● Data provided
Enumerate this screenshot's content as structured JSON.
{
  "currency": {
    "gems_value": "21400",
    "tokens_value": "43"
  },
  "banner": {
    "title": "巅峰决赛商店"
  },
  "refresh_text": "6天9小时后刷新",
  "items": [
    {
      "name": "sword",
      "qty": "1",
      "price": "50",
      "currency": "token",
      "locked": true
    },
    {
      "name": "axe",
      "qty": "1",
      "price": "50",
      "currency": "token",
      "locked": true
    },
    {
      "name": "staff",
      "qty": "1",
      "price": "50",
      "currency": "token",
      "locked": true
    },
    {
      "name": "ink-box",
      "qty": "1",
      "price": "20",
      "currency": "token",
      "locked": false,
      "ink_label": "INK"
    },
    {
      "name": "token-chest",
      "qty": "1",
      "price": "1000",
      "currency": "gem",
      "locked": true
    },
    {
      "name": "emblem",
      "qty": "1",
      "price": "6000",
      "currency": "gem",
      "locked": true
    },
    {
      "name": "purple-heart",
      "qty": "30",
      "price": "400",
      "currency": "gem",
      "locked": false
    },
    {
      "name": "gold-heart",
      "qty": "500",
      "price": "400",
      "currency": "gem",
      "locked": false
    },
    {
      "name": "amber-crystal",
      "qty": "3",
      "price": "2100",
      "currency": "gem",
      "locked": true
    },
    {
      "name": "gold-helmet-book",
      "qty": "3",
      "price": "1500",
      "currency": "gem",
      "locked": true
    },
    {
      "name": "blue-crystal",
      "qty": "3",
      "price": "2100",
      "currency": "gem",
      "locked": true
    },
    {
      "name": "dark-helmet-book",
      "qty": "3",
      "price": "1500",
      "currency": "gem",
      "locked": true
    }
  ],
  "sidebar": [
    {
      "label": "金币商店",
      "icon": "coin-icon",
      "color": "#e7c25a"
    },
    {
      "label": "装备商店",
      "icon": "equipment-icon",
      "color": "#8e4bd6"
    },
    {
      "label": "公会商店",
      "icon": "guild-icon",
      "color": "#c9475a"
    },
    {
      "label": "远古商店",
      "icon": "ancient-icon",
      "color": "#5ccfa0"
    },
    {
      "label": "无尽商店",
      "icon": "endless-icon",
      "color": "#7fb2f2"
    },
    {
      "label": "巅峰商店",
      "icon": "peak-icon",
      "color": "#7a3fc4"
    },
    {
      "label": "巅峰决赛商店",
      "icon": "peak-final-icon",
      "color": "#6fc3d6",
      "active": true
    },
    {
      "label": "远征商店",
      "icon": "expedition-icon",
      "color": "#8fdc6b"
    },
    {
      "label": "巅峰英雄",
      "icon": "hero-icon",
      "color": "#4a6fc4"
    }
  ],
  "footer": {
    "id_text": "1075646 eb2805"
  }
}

● What is expected
All the entries above need to be reproduced exactly.

● Task result
Enumerate this screenshot's content as structured JSON.
{
  "currency": {
    "gems_value": "21400",
    "tokens_value": "43"
  },
  "banner": {
    "title": "巅峰决赛商店"
  },
  "refresh_text": "6天9小时后刷新",
  "items": [
    {
      "name": "sword",
      "qty": "1",
      "price": "50",
      "currency": "token",
      "locked": true
    },
    {
      "name": "axe",
      "qty": "1",
      "price": "50",
      "currency": "token",
      "locked": true
    },
    {
      "name": "staff",
      "qty": "1",
      "price": "50",
      "currency": "token",
      "locked": true
    },
    {
      "name": "ink-box",
      "qty": "1",
      "price": "20",
      "currency": "token",
      "locked": false,
      "ink_label": "INK"
    },
    {
      "name": "token-chest",
      "qty": "1",
      "price": "1000",
      "currency": "gem",
      "locked": true
    },
    {
      "name": "emblem",
      "qty": "1",
      "price": "6000",
      "currency": "gem",
      "locked": true
    },
    {
      "name": "purple-heart",
      "qty": "30",
      "price": "400",
      "currency": "gem",
      "locked": false
    },
    {
      "name": "gold-heart",
      "qty": "500",
      "price": "400",
      "currency": "gem",
      "locked": false
    },
    {
      "name": "amber-crystal",
      "qty": "3",
      "price": "2100",
      "currency": "gem",
      "locked": true
    },
    {
      "name": "gold-helmet-book",
      "qty": "3",
      "price": "1500",
      "currency": "gem",
      "locked": true
    },
    {
      "name": "blue-crystal",
      "qty": "3",
      "price": "2100",
      "currency": "gem",
      "locked": true
    },
    {
      "name": "dark-helmet-book",
      "qty": "3",
      "price": "1500",
      "currency": "gem",
      "locked": true
    }
  ],
  "sidebar": [
    {
      "label": "金币商店",
      "icon": "coin-icon",
      "color": "#e7c25a"
    },
    {
      "label": "装备商店",
      "icon": "equipment-icon",
      "color": "#8e4bd6"
    },
    {
      "label": "公会商店",
      "icon": "guild-icon",
      "color": "#c9475a"
    },
    {
      "label": "远古商店",
      "icon": "ancient-icon",
      "color": "#5ccfa0"
    },
    {
      "label": "无尽商店",
      "icon": "endless-icon",
      "color": "#7fb2f2"
    },
    {
      "label": "巅峰商店",
      "icon": "peak-icon",
      "color": "#7a3fc4"
    },
    {
      "label": "巅峰决赛商店",
      "icon": "peak-final-icon",
      "color": "#6fc3d6",
      "active": true
    },
    {
      "label": "远征商店",
      "icon": "expedition-icon",
      "color": "#8fdc6b"
    },
    {
      "label": "巅峰英雄",
      "icon": "hero-icon",
      "color": "#4a6fc4"
    }
  ],
  "footer": {
    "id_text": "1075646 eb2805"
  }
}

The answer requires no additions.